[Start]

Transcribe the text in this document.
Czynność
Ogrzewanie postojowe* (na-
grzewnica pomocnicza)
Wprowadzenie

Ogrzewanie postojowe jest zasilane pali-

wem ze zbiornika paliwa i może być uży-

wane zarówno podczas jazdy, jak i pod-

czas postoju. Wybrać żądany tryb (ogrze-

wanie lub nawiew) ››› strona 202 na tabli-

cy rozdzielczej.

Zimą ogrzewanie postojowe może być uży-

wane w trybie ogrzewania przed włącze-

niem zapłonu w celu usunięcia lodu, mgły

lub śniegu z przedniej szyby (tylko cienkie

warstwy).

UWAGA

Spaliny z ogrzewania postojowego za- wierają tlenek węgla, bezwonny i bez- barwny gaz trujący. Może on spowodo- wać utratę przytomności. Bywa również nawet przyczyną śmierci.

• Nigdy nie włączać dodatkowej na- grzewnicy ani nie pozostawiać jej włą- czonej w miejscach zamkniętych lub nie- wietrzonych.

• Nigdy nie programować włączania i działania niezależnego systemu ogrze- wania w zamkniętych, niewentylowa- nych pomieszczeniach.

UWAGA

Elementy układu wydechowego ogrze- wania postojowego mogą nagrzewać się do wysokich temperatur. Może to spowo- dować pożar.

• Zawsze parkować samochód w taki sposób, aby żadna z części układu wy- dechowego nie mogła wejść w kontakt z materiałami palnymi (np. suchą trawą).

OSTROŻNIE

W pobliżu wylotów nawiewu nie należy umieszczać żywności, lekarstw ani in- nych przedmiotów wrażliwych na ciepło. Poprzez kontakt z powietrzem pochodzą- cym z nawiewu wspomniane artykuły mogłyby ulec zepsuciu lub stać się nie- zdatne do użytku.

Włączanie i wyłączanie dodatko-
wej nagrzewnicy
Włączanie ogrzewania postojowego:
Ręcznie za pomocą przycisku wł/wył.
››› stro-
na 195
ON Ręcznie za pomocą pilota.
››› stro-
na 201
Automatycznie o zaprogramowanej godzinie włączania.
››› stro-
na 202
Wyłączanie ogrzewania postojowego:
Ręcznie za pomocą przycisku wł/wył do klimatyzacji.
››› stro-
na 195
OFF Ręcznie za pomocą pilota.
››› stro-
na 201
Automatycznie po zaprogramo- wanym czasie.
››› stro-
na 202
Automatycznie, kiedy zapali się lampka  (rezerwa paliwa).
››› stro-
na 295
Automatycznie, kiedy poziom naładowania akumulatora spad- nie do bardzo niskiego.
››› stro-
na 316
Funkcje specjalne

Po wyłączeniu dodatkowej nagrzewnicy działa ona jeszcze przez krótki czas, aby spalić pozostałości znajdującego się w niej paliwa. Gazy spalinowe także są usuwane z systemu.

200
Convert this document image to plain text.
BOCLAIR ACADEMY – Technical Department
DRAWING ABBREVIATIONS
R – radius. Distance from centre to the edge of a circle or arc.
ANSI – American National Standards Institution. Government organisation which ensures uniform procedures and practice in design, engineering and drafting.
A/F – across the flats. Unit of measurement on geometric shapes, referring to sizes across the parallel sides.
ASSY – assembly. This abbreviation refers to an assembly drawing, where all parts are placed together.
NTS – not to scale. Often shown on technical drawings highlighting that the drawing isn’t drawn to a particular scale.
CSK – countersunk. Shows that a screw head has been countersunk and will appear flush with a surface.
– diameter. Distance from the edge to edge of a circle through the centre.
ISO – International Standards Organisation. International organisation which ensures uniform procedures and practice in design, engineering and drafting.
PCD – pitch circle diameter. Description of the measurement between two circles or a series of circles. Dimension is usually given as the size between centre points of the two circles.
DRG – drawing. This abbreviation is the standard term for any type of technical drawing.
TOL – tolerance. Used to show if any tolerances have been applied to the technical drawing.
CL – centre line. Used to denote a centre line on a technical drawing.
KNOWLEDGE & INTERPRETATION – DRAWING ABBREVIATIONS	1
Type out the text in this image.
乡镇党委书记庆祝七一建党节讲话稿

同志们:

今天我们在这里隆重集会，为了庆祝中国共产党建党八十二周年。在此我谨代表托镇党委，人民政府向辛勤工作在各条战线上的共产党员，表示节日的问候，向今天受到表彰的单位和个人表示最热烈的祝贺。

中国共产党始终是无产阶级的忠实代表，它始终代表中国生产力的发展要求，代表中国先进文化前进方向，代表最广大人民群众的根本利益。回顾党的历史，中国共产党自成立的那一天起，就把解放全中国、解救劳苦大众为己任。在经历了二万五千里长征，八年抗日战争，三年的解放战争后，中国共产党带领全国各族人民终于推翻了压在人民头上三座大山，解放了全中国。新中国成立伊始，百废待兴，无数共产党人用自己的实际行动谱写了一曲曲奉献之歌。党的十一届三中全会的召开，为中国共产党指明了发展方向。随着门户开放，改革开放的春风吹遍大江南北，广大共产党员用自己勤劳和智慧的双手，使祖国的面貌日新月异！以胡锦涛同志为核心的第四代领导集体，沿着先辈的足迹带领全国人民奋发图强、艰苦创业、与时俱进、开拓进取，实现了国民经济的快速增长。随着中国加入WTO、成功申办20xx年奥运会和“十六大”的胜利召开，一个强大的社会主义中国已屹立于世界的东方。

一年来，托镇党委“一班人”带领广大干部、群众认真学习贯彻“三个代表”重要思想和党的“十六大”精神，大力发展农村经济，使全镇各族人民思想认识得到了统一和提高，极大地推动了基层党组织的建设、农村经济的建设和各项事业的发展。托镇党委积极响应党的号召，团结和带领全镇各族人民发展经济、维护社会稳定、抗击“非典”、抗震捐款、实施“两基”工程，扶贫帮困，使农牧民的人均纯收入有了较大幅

[End]

### WHAT YOU ARE ASKED TO DO
Write out the listing once more, matching it exactly.

### RESPONSE
Transcribe the text in this document.
Czynność
Ogrzewanie postojowe* (na-
grzewnica pomocnicza)
Wprowadzenie

Ogrzewanie postojowe jest zasilane pali-

wem ze zbiornika paliwa i może być uży-

wane zarówno podczas jazdy, jak i pod-

czas postoju. Wybrać żądany tryb (ogrze-

wanie lub nawiew) ››› strona 202 na tabli-

cy rozdzielczej.

Zimą ogrzewanie postojowe może być uży-

wane w trybie ogrzewania przed włącze-

niem zapłonu w celu usunięcia lodu, mgły

lub śniegu z przedniej szyby (tylko cienkie

warstwy).

UWAGA

Spaliny z ogrzewania postojowego za- wierają tlenek węgla, bezwonny i bez- barwny gaz trujący. Może on spowodo- wać utratę przytomności. Bywa również nawet przyczyną śmierci.

• Nigdy nie włączać dodatkowej na- grzewnicy ani nie pozostawiać jej włą- czonej w miejscach zamkniętych lub nie- wietrzonych.

• Nigdy nie programować włączania i działania niezależnego systemu ogrze- wania w zamkniętych, niewentylowa- nych pomieszczeniach.

UWAGA

Elementy układu wydechowego ogrze- wania postojowego mogą nagrzewać się do wysokich temperatur. Może to spowo- dować pożar.

• Zawsze parkować samochód w taki sposób, aby żadna z części układu wy- dechowego nie mogła wejść w kontakt z materiałami palnymi (np. suchą trawą).

OSTROŻNIE

W pobliżu wylotów nawiewu nie należy umieszczać żywności, lekarstw ani in- nych przedmiotów wrażliwych na ciepło. Poprzez kontakt z powietrzem pochodzą- cym z nawiewu wspomniane artykuły mogłyby ulec zepsuciu lub stać się nie- zdatne do użytku.

Włączanie i wyłączanie dodatko-
wej nagrzewnicy
Włączanie ogrzewania postojowego:
Ręcznie za pomocą przycisku wł/wył.
››› stro-
na 195
ON Ręcznie za pomocą pilota.
››› stro-
na 201
Automatycznie o zaprogramowanej godzinie włączania.
››› stro-
na 202
Wyłączanie ogrzewania postojowego:
Ręcznie za pomocą przycisku wł/wył do klimatyzacji.
››› stro-
na 195
OFF Ręcznie za pomocą pilota.
››› stro-
na 201
Automatycznie po zaprogramo- wanym czasie.
››› stro-
na 202
Automatycznie, kiedy zapali się lampka  (rezerwa paliwa).
››› stro-
na 295
Automatycznie, kiedy poziom naładowania akumulatora spad- nie do bardzo niskiego.
››› stro-
na 316
Funkcje specjalne

Po wyłączeniu dodatkowej nagrzewnicy działa ona jeszcze przez krótki czas, aby spalić pozostałości znajdującego się w niej paliwa. Gazy spalinowe także są usuwane z systemu.

200
Convert this document image to plain text.
BOCLAIR ACADEMY – Technical Department
DRAWING ABBREVIATIONS
R – radius. Distance from centre to the edge of a circle or arc.
ANSI – American National Standards Institution. Government organisation which ensures uniform procedures and practice in design, engineering and drafting.
A/F – across the flats. Unit of measurement on geometric shapes, referring to sizes across the parallel sides.
ASSY – assembly. This abbreviation refers to an assembly drawing, where all parts are placed together.
NTS – not to scale. Often shown on technical drawings highlighting that the drawing isn’t drawn to a particular scale.
CSK – countersunk. Shows that a screw head has been countersunk and will appear flush with a surface.
– diameter. Distance from the edge to edge of a circle through the centre.
ISO – International Standards Organisation. International organisation which ensures uniform procedures and practice in design, engineering and drafting.
PCD – pitch circle diameter. Description of the measurement between two circles or a series of circles. Dimension is usually given as the size between centre points of the two circles.
DRG – drawing. This abbreviation is the standard term for any type of technical drawing.
TOL – tolerance. Used to show if any tolerances have been applied to the technical drawing.
CL – centre line. Used to denote a centre line on a technical drawing.
KNOWLEDGE & INTERPRETATION – DRAWING ABBREVIATIONS	1
Type out the text in this image.
乡镇党委书记庆祝七一建党节讲话稿

同志们:

今天我们在这里隆重集会，为了庆祝中国共产党建党八十二周年。在此我谨代表托镇党委，人民政府向辛勤工作在各条战线上的共产党员，表示节日的问候，向今天受到表彰的单位和个人表示最热烈的祝贺。

中国共产党始终是无产阶级的忠实代表，它始终代表中国生产力的发展要求，代表中国先进文化前进方向，代表最广大人民群众的根本利益。回顾党的历史，中国共产党自成立的那一天起，就把解放全中国、解救劳苦大众为己任。在经历了二万五千里长征，八年抗日战争，三年的解放战争后，中国共产党带领全国各族人民终于推翻了压在人民头上三座大山，解放了全中国。新中国成立伊始，百废待兴，无数共产党人用自己的实际行动谱写了一曲曲奉献之歌。党的十一届三中全会的召开，为中国共产党指明了发展方向。随着门户开放，改革开放的春风吹遍大江南北，广大共产党员用自己勤劳和智慧的双手，使祖国的面貌日新月异！以胡锦涛同志为核心的第四代领导集体，沿着先辈的足迹带领全国人民奋发图强、艰苦创业、与时俱进、开拓进取，实现了国民经济的快速增长。随着中国加入WTO、成功申办20xx年奥运会和“十六大”的胜利召开，一个强大的社会主义中国已屹立于世界的东方。

一年来，托镇党委“一班人”带领广大干部、群众认真学习贯彻“三个代表”重要思想和党的“十六大”精神，大力发展农村经济，使全镇各族人民思想认识得到了统一和提高，极大地推动了基层党组织的建设、农村经济的建设和各项事业的发展。托镇党委积极响应党的号召，团结和带领全镇各族人民发展经济、维护社会稳定、抗击“非典”、抗震捐款、实施“两基”工程，扶贫帮困，使农牧民的人均纯收入有了较大幅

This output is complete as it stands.